(Source data)
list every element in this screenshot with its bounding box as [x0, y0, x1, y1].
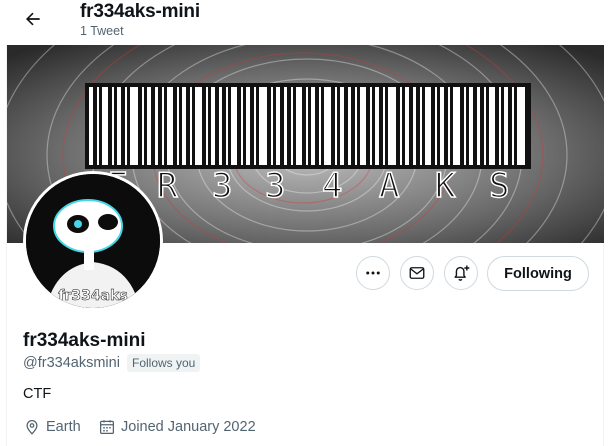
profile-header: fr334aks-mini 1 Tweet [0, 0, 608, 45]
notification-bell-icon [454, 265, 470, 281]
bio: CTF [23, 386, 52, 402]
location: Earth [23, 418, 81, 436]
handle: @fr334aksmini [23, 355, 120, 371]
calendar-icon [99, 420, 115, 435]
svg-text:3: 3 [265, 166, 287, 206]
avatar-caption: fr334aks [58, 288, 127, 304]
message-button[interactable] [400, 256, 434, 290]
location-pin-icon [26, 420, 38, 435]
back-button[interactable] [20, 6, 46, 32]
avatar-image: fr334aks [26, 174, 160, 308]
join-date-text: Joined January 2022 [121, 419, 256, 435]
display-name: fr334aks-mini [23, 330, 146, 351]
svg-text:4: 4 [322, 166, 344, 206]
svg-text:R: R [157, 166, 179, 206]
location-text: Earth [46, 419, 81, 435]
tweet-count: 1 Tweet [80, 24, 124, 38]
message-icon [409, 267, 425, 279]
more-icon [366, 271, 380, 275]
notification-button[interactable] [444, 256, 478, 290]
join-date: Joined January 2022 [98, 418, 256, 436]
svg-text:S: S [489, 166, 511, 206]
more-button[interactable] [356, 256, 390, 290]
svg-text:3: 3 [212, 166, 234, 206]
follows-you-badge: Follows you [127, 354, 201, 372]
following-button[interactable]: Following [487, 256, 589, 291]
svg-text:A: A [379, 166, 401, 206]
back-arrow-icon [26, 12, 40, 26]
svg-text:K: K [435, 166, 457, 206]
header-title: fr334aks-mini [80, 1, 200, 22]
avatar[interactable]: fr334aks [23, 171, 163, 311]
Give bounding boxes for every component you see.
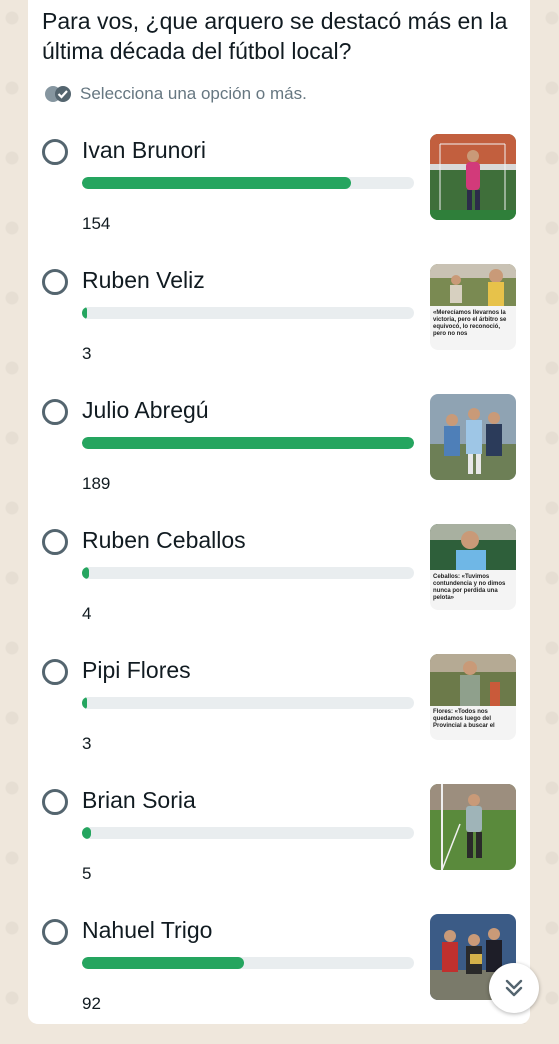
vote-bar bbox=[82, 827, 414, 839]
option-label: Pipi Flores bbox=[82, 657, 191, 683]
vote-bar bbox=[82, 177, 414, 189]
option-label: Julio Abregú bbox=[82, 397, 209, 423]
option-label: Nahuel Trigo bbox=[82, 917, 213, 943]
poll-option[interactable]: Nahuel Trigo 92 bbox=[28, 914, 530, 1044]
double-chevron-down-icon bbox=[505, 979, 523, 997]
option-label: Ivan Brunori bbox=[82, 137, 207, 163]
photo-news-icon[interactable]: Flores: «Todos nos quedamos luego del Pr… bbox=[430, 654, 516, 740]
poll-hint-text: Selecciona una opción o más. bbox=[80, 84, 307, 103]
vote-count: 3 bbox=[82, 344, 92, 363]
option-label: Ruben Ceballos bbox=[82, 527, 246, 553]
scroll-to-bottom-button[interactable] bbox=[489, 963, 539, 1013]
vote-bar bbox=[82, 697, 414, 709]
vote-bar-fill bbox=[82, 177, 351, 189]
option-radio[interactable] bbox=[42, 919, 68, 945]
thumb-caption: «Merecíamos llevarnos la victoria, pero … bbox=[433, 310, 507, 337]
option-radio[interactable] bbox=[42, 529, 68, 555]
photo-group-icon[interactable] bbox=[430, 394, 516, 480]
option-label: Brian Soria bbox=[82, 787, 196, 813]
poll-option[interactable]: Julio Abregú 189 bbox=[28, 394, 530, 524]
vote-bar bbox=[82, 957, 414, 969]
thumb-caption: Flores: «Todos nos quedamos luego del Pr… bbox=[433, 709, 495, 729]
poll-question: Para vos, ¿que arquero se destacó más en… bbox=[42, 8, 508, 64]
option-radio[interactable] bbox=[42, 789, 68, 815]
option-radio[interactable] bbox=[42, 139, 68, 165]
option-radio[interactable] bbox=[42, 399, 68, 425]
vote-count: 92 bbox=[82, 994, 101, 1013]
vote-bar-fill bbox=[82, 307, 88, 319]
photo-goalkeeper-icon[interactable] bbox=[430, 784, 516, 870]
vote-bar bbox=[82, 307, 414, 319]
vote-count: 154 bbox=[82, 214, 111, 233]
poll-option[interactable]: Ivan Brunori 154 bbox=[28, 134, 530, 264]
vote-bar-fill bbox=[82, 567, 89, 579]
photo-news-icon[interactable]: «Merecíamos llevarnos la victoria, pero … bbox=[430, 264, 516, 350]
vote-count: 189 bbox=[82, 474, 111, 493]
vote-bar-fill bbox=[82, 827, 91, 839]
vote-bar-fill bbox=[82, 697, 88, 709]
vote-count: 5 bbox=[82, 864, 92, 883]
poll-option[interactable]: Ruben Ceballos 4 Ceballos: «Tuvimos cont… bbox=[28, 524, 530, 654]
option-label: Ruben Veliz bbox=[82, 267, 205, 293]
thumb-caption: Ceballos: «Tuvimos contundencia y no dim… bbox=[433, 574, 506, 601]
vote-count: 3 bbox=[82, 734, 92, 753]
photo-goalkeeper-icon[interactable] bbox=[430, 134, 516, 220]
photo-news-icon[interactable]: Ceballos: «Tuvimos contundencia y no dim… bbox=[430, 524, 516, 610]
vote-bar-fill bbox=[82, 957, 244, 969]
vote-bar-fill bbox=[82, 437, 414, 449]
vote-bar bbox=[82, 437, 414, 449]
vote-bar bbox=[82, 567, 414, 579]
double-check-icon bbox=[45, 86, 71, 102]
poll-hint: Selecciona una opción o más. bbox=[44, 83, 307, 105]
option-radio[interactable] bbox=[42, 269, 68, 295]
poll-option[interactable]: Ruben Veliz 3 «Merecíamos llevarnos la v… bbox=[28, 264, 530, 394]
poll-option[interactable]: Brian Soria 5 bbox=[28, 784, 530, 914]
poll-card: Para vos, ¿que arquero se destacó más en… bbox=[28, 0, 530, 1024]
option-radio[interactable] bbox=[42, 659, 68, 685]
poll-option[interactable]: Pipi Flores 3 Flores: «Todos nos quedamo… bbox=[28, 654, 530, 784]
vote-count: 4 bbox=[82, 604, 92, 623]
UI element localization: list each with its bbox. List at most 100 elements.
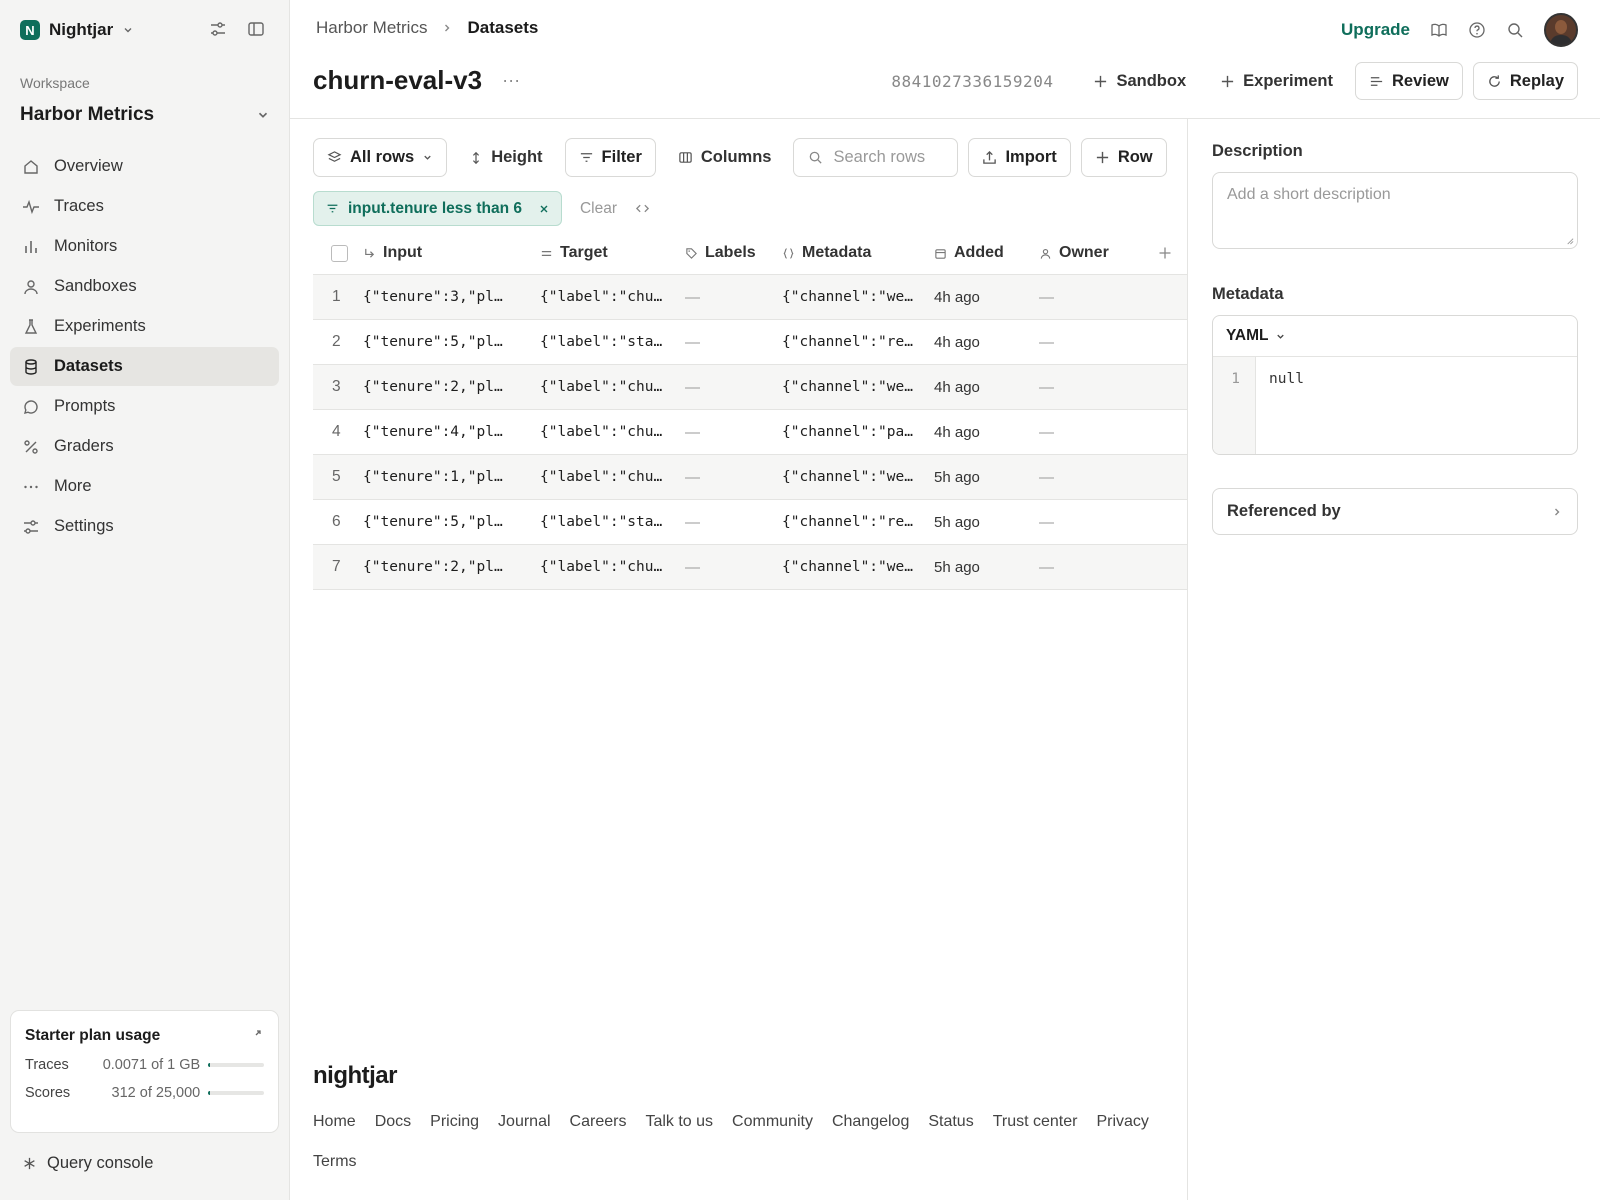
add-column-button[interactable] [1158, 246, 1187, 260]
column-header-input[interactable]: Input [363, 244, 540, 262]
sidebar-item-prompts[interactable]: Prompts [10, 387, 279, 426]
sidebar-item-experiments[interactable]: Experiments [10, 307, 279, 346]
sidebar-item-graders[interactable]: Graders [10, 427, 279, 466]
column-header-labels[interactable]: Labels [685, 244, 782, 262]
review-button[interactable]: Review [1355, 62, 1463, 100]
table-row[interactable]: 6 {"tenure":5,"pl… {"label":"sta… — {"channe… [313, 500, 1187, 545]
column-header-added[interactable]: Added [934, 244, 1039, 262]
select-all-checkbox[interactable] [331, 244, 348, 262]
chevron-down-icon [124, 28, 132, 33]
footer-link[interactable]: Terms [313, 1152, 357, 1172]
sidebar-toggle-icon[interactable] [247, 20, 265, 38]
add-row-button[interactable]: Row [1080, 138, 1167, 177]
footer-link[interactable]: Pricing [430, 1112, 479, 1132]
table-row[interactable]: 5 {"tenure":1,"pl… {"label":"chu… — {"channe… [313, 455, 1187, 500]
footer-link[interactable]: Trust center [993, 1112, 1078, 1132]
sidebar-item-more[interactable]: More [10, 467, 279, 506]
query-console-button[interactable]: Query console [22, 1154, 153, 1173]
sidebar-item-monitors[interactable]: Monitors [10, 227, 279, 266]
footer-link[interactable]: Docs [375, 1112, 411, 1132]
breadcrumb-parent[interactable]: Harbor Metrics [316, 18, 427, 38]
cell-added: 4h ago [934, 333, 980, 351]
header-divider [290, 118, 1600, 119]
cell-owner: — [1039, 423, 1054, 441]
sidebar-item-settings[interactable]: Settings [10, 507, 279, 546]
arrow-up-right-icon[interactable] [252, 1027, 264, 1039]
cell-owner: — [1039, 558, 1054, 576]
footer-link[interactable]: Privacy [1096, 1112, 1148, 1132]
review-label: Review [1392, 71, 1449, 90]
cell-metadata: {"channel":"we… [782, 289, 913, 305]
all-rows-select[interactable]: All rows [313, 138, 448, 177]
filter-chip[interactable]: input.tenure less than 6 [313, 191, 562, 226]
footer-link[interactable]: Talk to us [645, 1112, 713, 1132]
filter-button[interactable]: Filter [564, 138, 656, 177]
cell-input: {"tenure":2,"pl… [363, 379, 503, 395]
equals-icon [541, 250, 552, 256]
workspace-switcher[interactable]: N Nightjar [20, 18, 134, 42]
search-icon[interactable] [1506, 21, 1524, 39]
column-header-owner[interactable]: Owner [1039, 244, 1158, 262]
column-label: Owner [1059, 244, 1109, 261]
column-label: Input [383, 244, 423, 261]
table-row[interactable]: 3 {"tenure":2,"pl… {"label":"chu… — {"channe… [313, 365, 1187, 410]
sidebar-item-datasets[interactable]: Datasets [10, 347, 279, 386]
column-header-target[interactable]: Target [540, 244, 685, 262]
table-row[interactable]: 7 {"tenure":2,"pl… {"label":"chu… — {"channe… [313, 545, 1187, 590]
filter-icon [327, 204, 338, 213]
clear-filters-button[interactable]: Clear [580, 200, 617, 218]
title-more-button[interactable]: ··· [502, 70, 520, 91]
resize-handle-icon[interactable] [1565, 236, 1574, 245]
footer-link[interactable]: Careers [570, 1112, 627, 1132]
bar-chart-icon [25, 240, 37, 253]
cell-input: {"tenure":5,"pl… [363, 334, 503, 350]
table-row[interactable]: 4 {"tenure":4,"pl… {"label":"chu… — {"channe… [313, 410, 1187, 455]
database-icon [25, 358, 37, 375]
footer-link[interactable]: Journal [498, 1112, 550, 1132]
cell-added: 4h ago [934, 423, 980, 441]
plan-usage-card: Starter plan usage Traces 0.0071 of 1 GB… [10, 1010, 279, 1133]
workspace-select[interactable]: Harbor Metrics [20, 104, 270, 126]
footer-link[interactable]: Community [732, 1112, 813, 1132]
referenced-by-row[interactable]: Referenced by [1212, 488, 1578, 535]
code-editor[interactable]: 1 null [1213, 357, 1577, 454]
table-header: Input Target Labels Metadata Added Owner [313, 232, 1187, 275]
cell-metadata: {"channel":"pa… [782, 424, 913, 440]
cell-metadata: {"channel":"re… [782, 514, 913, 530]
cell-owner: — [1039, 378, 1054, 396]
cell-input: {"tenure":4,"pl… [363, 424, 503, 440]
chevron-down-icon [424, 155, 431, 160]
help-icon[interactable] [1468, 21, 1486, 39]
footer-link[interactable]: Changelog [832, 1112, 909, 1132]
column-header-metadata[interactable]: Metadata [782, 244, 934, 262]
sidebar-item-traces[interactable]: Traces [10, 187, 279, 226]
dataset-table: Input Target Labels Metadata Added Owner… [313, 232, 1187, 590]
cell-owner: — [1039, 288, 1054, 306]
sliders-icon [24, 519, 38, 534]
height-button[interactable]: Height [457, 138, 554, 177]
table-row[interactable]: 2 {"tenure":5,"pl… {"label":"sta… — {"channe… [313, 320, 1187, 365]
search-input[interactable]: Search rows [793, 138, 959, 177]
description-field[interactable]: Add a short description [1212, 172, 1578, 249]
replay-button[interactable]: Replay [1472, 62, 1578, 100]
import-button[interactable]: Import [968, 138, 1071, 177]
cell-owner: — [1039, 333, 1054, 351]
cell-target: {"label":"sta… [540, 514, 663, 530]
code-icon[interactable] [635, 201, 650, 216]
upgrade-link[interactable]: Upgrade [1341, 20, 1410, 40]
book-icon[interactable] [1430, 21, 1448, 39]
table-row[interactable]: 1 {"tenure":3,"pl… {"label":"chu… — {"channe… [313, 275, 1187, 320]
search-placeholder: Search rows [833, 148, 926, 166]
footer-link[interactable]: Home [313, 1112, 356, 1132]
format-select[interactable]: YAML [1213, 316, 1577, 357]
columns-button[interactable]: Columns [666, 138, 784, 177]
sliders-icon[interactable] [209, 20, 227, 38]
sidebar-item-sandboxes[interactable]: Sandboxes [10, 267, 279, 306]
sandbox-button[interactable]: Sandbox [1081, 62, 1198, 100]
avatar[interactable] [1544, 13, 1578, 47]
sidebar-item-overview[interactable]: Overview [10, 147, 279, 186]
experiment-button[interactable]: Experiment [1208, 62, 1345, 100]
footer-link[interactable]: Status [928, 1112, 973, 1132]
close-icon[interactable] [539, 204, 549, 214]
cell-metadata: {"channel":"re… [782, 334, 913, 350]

Goal of the exercise → Give the number of lines in the material above that contain the string "element", with case counting, so only matches in that exact letter case are included. Reply with the number alone.

Answer below → 2